Entries from a dataset
================

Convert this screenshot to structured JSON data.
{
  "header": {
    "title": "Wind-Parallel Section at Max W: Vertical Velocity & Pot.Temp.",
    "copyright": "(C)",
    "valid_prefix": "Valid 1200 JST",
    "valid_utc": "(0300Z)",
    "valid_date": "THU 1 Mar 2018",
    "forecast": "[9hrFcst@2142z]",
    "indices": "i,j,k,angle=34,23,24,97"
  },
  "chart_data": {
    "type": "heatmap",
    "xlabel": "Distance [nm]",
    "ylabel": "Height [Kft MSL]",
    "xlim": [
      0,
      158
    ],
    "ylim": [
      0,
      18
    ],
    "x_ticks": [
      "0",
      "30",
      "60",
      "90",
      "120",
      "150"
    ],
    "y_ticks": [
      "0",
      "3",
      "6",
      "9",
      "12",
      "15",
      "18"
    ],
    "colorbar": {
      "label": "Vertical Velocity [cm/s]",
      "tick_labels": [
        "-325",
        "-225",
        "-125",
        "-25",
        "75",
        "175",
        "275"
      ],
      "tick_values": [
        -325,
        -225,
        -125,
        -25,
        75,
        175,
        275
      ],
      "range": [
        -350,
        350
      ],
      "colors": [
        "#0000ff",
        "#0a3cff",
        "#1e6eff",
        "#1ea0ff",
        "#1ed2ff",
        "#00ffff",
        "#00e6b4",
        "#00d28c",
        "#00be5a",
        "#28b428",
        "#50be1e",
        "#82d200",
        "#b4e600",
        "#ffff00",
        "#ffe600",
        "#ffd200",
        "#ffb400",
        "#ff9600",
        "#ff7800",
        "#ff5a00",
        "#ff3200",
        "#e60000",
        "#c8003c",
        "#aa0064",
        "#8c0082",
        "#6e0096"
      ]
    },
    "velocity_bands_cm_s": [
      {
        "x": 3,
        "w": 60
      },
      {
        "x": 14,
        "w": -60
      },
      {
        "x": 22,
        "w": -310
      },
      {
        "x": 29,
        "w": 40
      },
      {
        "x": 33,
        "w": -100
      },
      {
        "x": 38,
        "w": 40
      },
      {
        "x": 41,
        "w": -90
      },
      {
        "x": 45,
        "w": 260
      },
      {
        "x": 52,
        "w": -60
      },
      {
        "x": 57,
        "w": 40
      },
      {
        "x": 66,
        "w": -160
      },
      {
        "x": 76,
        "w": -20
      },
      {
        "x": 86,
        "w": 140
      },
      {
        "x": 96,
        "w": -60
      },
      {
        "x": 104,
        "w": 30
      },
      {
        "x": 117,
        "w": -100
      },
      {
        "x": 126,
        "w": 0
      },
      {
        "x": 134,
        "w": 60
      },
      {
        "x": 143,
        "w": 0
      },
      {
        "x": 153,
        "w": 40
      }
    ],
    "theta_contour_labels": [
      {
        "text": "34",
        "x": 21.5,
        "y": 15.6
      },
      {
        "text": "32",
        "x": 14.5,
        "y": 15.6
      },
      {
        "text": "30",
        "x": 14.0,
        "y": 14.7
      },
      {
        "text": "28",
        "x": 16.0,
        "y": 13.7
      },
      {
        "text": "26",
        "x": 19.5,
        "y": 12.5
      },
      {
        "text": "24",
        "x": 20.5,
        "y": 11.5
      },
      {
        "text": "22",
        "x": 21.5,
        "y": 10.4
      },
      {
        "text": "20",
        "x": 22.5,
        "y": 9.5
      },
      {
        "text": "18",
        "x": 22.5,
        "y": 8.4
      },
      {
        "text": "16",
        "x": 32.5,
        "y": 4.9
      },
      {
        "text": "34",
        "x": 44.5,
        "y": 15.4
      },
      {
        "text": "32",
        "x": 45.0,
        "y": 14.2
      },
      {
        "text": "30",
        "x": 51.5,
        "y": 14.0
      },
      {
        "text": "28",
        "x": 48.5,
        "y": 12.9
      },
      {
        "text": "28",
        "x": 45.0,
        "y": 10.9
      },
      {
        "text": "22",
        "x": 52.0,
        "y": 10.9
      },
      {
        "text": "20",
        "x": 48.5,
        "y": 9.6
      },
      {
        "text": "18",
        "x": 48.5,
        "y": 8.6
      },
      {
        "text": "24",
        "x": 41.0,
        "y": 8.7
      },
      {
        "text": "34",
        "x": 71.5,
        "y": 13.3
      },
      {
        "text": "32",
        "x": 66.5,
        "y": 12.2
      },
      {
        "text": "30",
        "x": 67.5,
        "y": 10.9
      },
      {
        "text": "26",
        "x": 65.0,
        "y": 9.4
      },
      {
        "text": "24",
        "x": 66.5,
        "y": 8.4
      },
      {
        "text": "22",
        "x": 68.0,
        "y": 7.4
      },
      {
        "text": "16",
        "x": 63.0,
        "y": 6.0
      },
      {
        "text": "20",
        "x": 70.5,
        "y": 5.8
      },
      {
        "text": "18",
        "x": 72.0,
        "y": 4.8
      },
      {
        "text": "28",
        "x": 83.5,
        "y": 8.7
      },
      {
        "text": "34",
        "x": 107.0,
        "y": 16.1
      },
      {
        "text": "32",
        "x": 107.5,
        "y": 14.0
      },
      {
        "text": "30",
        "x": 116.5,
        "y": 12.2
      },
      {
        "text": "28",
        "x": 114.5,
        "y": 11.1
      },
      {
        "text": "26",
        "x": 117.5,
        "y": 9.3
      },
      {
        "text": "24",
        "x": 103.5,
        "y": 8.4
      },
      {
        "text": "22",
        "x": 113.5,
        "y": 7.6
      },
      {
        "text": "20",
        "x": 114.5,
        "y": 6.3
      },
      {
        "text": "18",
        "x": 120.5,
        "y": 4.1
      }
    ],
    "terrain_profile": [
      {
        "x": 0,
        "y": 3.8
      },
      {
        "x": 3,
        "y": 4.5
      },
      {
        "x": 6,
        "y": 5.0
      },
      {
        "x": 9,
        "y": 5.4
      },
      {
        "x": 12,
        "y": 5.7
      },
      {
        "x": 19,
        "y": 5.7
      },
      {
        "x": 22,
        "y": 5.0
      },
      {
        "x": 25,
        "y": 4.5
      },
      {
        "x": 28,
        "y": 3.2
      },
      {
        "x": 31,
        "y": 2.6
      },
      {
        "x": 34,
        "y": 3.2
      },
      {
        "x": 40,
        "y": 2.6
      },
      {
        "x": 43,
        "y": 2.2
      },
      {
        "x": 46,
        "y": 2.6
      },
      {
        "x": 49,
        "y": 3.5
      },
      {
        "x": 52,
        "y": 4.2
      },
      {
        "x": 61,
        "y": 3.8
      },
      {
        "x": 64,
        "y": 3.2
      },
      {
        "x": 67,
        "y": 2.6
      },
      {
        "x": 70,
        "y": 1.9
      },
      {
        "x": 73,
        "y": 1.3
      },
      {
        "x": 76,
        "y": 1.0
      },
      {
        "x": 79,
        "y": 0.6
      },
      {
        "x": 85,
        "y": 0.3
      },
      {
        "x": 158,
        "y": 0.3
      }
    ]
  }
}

================

**WHAT NEEDS TO BE DONE:** Pick out all the lines with the word "Vertical" in them and copy them.

**TASK RESPONSE:**
    "title": "Wind-Parallel Section at Max W: Vertical Velocity & Pot.Temp.",
      "label": "Vertical Velocity [cm/s]",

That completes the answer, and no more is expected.